_YOUR TASK_: Produce an exact copy of all the records.
#### PROVIDED RECORDS ####
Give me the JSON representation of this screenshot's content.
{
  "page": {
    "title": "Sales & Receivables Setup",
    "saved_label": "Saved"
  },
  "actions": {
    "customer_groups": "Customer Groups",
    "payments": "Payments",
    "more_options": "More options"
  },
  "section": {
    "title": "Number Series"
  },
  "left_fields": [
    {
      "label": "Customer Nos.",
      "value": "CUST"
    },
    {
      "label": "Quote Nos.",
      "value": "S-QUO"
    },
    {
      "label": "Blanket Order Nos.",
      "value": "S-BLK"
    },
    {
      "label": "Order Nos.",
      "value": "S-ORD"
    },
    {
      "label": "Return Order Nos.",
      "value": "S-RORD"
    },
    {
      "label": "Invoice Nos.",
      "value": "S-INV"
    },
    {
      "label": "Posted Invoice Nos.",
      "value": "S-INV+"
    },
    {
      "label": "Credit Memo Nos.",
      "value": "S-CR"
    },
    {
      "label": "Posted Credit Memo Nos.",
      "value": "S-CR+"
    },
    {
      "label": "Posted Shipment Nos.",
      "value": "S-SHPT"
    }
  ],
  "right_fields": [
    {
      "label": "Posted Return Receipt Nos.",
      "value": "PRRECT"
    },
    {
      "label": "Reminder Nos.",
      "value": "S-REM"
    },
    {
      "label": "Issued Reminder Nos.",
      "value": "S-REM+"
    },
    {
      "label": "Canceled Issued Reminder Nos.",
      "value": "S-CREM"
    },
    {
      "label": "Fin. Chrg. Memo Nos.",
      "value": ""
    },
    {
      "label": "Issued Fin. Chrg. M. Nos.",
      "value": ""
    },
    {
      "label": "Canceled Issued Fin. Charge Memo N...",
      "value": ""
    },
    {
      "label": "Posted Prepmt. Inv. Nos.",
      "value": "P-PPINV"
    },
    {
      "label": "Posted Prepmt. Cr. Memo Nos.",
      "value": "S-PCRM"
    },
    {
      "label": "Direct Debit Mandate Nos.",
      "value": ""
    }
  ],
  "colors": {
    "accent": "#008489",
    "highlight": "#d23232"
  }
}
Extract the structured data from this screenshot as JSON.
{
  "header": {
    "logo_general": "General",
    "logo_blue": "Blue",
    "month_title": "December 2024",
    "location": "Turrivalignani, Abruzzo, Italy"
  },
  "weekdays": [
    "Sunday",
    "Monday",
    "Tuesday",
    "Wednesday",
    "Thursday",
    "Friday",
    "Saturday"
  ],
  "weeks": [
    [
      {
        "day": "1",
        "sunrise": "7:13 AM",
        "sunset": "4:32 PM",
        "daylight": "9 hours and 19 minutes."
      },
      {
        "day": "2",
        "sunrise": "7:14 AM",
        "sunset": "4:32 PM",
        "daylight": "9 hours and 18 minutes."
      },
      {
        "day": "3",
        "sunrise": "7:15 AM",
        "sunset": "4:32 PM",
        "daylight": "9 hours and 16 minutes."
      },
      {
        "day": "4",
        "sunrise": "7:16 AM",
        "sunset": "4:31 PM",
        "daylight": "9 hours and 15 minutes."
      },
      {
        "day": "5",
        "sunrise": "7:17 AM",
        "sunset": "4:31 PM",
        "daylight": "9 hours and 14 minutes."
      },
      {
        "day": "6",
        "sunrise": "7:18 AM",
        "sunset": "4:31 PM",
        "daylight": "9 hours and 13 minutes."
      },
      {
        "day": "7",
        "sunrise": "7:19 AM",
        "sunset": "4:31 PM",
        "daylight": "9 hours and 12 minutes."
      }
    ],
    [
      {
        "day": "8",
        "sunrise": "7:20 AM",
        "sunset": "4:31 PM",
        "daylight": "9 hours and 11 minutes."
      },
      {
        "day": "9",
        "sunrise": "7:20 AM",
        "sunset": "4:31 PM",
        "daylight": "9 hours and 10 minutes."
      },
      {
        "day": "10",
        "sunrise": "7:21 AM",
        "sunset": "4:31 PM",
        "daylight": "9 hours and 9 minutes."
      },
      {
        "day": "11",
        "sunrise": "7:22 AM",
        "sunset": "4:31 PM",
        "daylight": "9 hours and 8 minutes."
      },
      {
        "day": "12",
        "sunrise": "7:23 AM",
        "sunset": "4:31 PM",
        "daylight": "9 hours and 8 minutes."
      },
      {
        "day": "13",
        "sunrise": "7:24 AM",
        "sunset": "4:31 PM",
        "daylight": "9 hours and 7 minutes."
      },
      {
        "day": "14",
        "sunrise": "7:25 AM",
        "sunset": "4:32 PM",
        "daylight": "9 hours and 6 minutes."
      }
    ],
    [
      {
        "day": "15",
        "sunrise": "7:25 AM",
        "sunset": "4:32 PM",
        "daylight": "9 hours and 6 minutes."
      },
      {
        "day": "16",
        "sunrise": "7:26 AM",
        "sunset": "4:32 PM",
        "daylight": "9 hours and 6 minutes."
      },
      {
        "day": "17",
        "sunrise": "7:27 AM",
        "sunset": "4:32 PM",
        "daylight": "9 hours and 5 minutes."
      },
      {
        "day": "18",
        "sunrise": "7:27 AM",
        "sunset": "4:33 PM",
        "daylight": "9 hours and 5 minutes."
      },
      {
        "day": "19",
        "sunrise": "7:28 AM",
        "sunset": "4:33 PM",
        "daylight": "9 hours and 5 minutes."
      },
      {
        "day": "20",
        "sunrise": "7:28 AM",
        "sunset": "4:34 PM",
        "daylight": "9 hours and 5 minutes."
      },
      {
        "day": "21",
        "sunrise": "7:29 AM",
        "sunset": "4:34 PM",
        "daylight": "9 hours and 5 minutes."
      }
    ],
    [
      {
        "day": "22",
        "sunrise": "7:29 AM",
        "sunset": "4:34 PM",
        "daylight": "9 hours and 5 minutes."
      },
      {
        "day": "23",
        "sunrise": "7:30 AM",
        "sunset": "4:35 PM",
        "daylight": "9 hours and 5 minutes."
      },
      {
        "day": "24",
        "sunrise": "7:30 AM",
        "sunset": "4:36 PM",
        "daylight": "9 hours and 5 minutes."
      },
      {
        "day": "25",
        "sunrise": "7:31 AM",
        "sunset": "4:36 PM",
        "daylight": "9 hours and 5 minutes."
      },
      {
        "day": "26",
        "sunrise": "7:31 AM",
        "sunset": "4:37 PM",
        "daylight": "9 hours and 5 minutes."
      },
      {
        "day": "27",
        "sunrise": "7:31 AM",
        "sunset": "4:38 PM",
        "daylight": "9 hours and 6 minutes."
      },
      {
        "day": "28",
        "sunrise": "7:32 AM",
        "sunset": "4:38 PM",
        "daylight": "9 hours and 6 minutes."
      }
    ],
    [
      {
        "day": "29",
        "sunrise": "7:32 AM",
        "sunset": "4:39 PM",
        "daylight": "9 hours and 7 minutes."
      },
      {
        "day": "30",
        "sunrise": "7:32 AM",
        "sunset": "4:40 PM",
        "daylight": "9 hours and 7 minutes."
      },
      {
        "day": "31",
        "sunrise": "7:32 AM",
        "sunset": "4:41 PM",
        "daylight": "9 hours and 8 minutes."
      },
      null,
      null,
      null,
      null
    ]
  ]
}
####
_FINISHED TASK_:
Give me the JSON representation of this screenshot's content.
{
  "page": {
    "title": "Sales & Receivables Setup",
    "saved_label": "Saved"
  },
  "actions": {
    "customer_groups": "Customer Groups",
    "payments": "Payments",
    "more_options": "More options"
  },
  "section": {
    "title": "Number Series"
  },
  "left_fields": [
    {
      "label": "Customer Nos.",
      "value": "CUST"
    },
    {
      "label": "Quote Nos.",
      "value": "S-QUO"
    },
    {
      "label": "Blanket Order Nos.",
      "value": "S-BLK"
    },
    {
      "label": "Order Nos.",
      "value": "S-ORD"
    },
    {
      "label": "Return Order Nos.",
      "value": "S-RORD"
    },
    {
      "label": "Invoice Nos.",
      "value": "S-INV"
    },
    {
      "label": "Posted Invoice Nos.",
      "value": "S-INV+"
    },
    {
      "label": "Credit Memo Nos.",
      "value": "S-CR"
    },
    {
      "label": "Posted Credit Memo Nos.",
      "value": "S-CR+"
    },
    {
      "label": "Posted Shipment Nos.",
      "value": "S-SHPT"
    }
  ],
  "right_fields": [
    {
      "label": "Posted Return Receipt Nos.",
      "value": "PRRECT"
    },
    {
      "label": "Reminder Nos.",
      "value": "S-REM"
    },
    {
      "label": "Issued Reminder Nos.",
      "value": "S-REM+"
    },
    {
      "label": "Canceled Issued Reminder Nos.",
      "value": "S-CREM"
    },
    {
      "label": "Fin. Chrg. Memo Nos.",
      "value": ""
    },
    {
      "label": "Issued Fin. Chrg. M. Nos.",
      "value": ""
    },
    {
      "label": "Canceled Issued Fin. Charge Memo N...",
      "value": ""
    },
    {
      "label": "Posted Prepmt. Inv. Nos.",
      "value": "P-PPINV"
    },
    {
      "label": "Posted Prepmt. Cr. Memo Nos.",
      "value": "S-PCRM"
    },
    {
      "label": "Direct Debit Mandate Nos.",
      "value": ""
    }
  ],
  "colors": {
    "accent": "#008489",
    "highlight": "#d23232"
  }
}
Extract the structured data from this screenshot as JSON.
{
  "header": {
    "logo_general": "General",
    "logo_blue": "Blue",
    "month_title": "December 2024",
    "location": "Turrivalignani, Abruzzo, Italy"
  },
  "weekdays": [
    "Sunday",
    "Monday",
    "Tuesday",
    "Wednesday",
    "Thursday",
    "Friday",
    "Saturday"
  ],
  "weeks": [
    [
      {
        "day": "1",
        "sunrise": "7:13 AM",
        "sunset": "4:32 PM",
        "daylight": "9 hours and 19 minutes."
      },
      {
        "day": "2",
        "sunrise": "7:14 AM",
        "sunset": "4:32 PM",
        "daylight": "9 hours and 18 minutes."
      },
      {
        "day": "3",
        "sunrise": "7:15 AM",
        "sunset": "4:32 PM",
        "daylight": "9 hours and 16 minutes."
      },
      {
        "day": "4",
        "sunrise": "7:16 AM",
        "sunset": "4:31 PM",
        "daylight": "9 hours and 15 minutes."
      },
      {
        "day": "5",
        "sunrise": "7:17 AM",
        "sunset": "4:31 PM",
        "daylight": "9 hours and 14 minutes."
      },
      {
        "day": "6",
        "sunrise": "7:18 AM",
        "sunset": "4:31 PM",
        "daylight": "9 hours and 13 minutes."
      },
      {
        "day": "7",
        "sunrise": "7:19 AM",
        "sunset": "4:31 PM",
        "daylight": "9 hours and 12 minutes."
      }
    ],
    [
      {
        "day": "8",
        "sunrise": "7:20 AM",
        "sunset": "4:31 PM",
        "daylight": "9 hours and 11 minutes."
      },
      {
        "day": "9",
        "sunrise": "7:20 AM",
        "sunset": "4:31 PM",
        "daylight": "9 hours and 10 minutes."
      },
      {
        "day": "10",
        "sunrise": "7:21 AM",
        "sunset": "4:31 PM",
        "daylight": "9 hours and 9 minutes."
      },
      {
        "day": "11",
        "sunrise": "7:22 AM",
        "sunset": "4:31 PM",
        "daylight": "9 hours and 8 minutes."
      },
      {
        "day": "12",
        "sunrise": "7:23 AM",
        "sunset": "4:31 PM",
        "daylight": "9 hours and 8 minutes."
      },
      {
        "day": "13",
        "sunrise": "7:24 AM",
        "sunset": "4:31 PM",
        "daylight": "9 hours and 7 minutes."
      },
      {
        "day": "14",
        "sunrise": "7:25 AM",
        "sunset": "4:32 PM",
        "daylight": "9 hours and 6 minutes."
      }
    ],
    [
      {
        "day": "15",
        "sunrise": "7:25 AM",
        "sunset": "4:32 PM",
        "daylight": "9 hours and 6 minutes."
      },
      {
        "day": "16",
        "sunrise": "7:26 AM",
        "sunset": "4:32 PM",
        "daylight": "9 hours and 6 minutes."
      },
      {
        "day": "17",
        "sunrise": "7:27 AM",
        "sunset": "4:32 PM",
        "daylight": "9 hours and 5 minutes."
      },
      {
        "day": "18",
        "sunrise": "7:27 AM",
        "sunset": "4:33 PM",
        "daylight": "9 hours and 5 minutes."
      },
      {
        "day": "19",
        "sunrise": "7:28 AM",
        "sunset": "4:33 PM",
        "daylight": "9 hours and 5 minutes."
      },
      {
        "day": "20",
        "sunrise": "7:28 AM",
        "sunset": "4:34 PM",
        "daylight": "9 hours and 5 minutes."
      },
      {
        "day": "21",
        "sunrise": "7:29 AM",
        "sunset": "4:34 PM",
        "daylight": "9 hours and 5 minutes."
      }
    ],
    [
      {
        "day": "22",
        "sunrise": "7:29 AM",
        "sunset": "4:34 PM",
        "daylight": "9 hours and 5 minutes."
      },
      {
        "day": "23",
        "sunrise": "7:30 AM",
        "sunset": "4:35 PM",
        "daylight": "9 hours and 5 minutes."
      },
      {
        "day": "24",
        "sunrise": "7:30 AM",
        "sunset": "4:36 PM",
        "daylight": "9 hours and 5 minutes."
      },
      {
        "day": "25",
        "sunrise": "7:31 AM",
        "sunset": "4:36 PM",
        "daylight": "9 hours and 5 minutes."
      },
      {
        "day": "26",
        "sunrise": "7:31 AM",
        "sunset": "4:37 PM",
        "daylight": "9 hours and 5 minutes."
      },
      {
        "day": "27",
        "sunrise": "7:31 AM",
        "sunset": "4:38 PM",
        "daylight": "9 hours and 6 minutes."
      },
      {
        "day": "28",
        "sunrise": "7:32 AM",
        "sunset": "4:38 PM",
        "daylight": "9 hours and 6 minutes."
      }
    ],
    [
      {
        "day": "29",
        "sunrise": "7:32 AM",
        "sunset": "4:39 PM",
        "daylight": "9 hours and 7 minutes."
      },
      {
        "day": "30",
        "sunrise": "7:32 AM",
        "sunset": "4:40 PM",
        "daylight": "9 hours and 7 minutes."
      },
      {
        "day": "31",
        "sunrise": "7:32 AM",
        "sunset": "4:41 PM",
        "daylight": "9 hours and 8 minutes."
      },
      null,
      null,
      null,
      null
    ]
  ]
}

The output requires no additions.